Job
Every record must be repeated exactly; omit any pictures they contain.

Entries with figure data
+===+
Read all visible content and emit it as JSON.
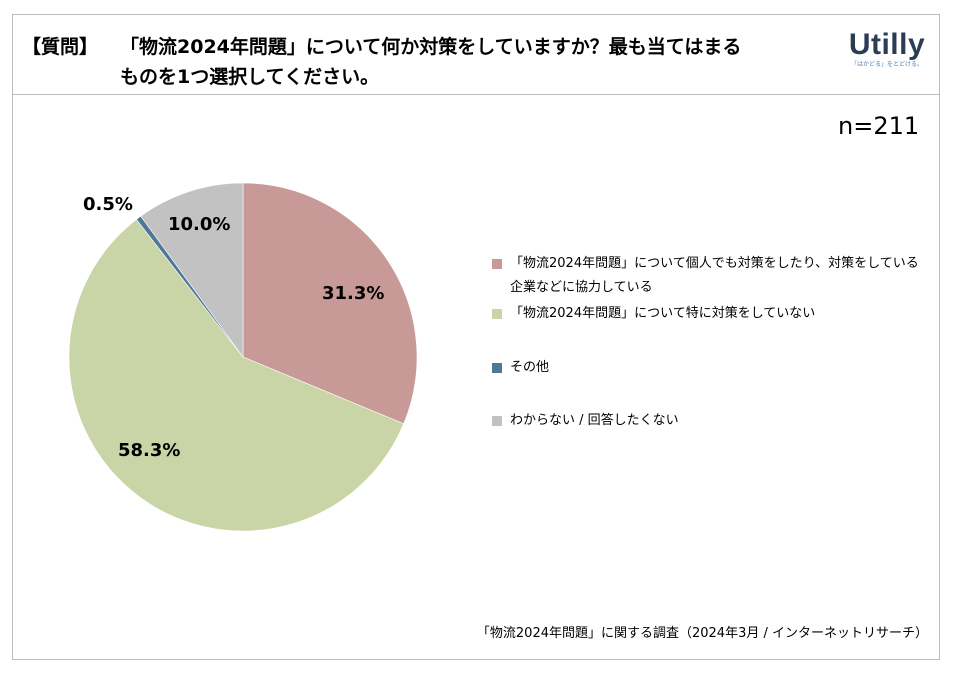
{
  "question": {
    "tag": "【質問】",
    "line1": "「物流2024年問題」について何か対策をしていますか？最も当てはまる",
    "line2": "ものを1つ選択してください。"
  },
  "logo": {
    "word": "Utilly",
    "tagline": "「はかどる」をとどける。"
  },
  "sample_size": "n=211",
  "chart_data": {
    "type": "pie",
    "title": "",
    "start_angle": "12 o'clock",
    "direction": "clockwise",
    "slices": [
      {
        "label": "「物流2024年問題」について個人でも対策をしたり、対策をしている企業などに協力している",
        "value": 31.3,
        "display": "31.3%",
        "color": "#c89a97"
      },
      {
        "label": "「物流2024年問題」について特に対策をしていない",
        "value": 58.3,
        "display": "58.3%",
        "color": "#c9d5a7"
      },
      {
        "label": "その他",
        "value": 0.5,
        "display": "0.5%",
        "color": "#4f7796"
      },
      {
        "label": "わからない / 回答したくない",
        "value": 10.0,
        "display": "10.0%",
        "color": "#c2c2c2"
      }
    ],
    "legend_position": "right"
  },
  "source": "「物流2024年問題」に関する調査（2024年3月 / インターネットリサーチ）"
}
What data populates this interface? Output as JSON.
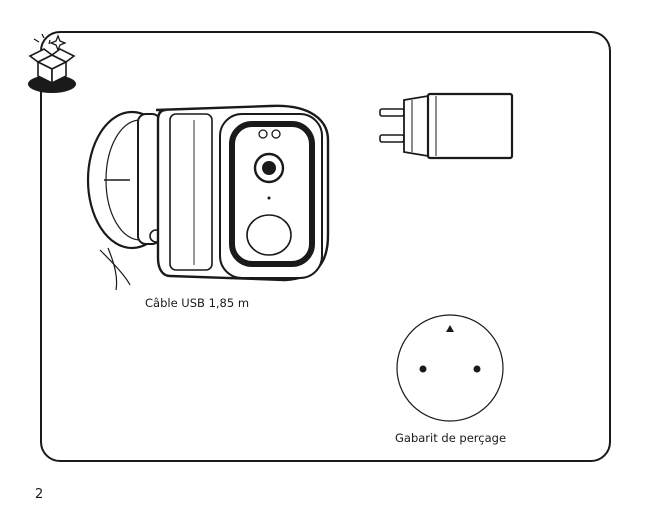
{
  "contents": {
    "cable_label": "Câble USB 1,85 m",
    "template_label": "Gabarit de perçage"
  },
  "footer": {
    "page_number": "2"
  },
  "icons": [
    "unboxing-icon",
    "camera-illustration",
    "power-adapter-illustration",
    "drilling-template-illustration"
  ]
}
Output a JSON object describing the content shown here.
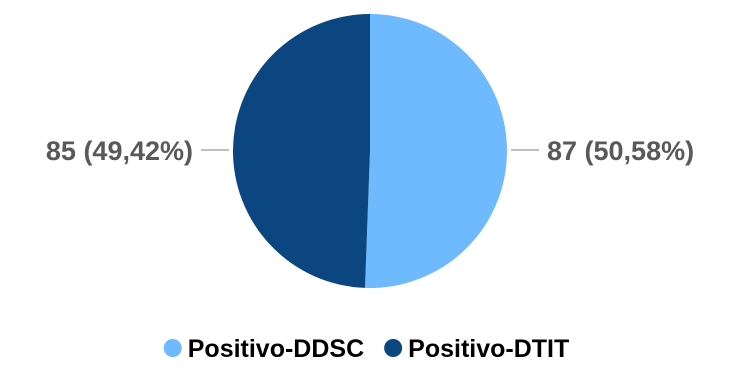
{
  "chart_data": {
    "type": "pie",
    "title": "",
    "series": [
      {
        "name": "",
        "slices": [
          {
            "label": "Positivo-DDSC",
            "value": 87,
            "percent": "50,58%",
            "data_label": "87 (50,58%)",
            "color": "#6FB9FF"
          },
          {
            "label": "Positivo-DTIT",
            "value": 85,
            "percent": "49,42%",
            "data_label": "85 (49,42%)",
            "color": "#0B4680"
          }
        ]
      }
    ],
    "legend": {
      "position": "bottom",
      "entries": [
        {
          "label": "Positivo-DDSC",
          "color": "#6FB9FF"
        },
        {
          "label": "Positivo-DTIT",
          "color": "#0B4680"
        }
      ]
    },
    "data_label_line_color": "#BFBFBF"
  }
}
+===+
Answer to the exercise
Read all visible content and emit it as JSON.
{
  "question": {
    "tag": "【質問】",
    "line1": "「物流2024年問題」について何か対策をしていますか？最も当てはまる",
    "line2": "ものを1つ選択してください。"
  },
  "logo": {
    "word": "Utilly",
    "tagline": "「はかどる」をとどける。"
  },
  "sample_size": "n=211",
  "chart_data": {
    "type": "pie",
    "title": "",
    "start_angle": "12 o'clock",
    "direction": "clockwise",
    "slices": [
      {
        "label": "「物流2024年問題」について個人でも対策をしたり、対策をしている企業などに協力している",
        "value": 31.3,
        "display": "31.3%",
        "color": "#c89a97"
      },
      {
        "label": "「物流2024年問題」について特に対策をしていない",
        "value": 58.3,
        "display": "58.3%",
        "color": "#c9d5a7"
      },
      {
        "label": "その他",
        "value": 0.5,
        "display": "0.5%",
        "color": "#4f7796"
      },
      {
        "label": "わからない / 回答したくない",
        "value": 10.0,
        "display": "10.0%",
        "color": "#c2c2c2"
      }
    ],
    "legend_position": "right"
  },
  "source": "「物流2024年問題」に関する調査（2024年3月 / インターネットリサーチ）"
}
What data populates this interface? Output as JSON.
{
  "contents": {
    "cable_label": "Câble USB 1,85 m",
    "template_label": "Gabarit de perçage"
  },
  "footer": {
    "page_number": "2"
  },
  "icons": [
    "unboxing-icon",
    "camera-illustration",
    "power-adapter-illustration",
    "drilling-template-illustration"
  ]
}
Output a JSON object describing the content shown here.
{
  "chart_data": {
    "type": "pie",
    "title": "",
    "series": [
      {
        "name": "",
        "slices": [
          {
            "label": "Positivo-DDSC",
            "value": 87,
            "percent": "50,58%",
            "data_label": "87 (50,58%)",
            "color": "#6FB9FF"
          },
          {
            "label": "Positivo-DTIT",
            "value": 85,
            "percent": "49,42%",
            "data_label": "85 (49,42%)",
            "color": "#0B4680"
          }
        ]
      }
    ],
    "legend": {
      "position": "bottom",
      "entries": [
        {
          "label": "Positivo-DDSC",
          "color": "#6FB9FF"
        },
        {
          "label": "Positivo-DTIT",
          "color": "#0B4680"
        }
      ]
    },
    "data_label_line_color": "#BFBFBF"
  }
}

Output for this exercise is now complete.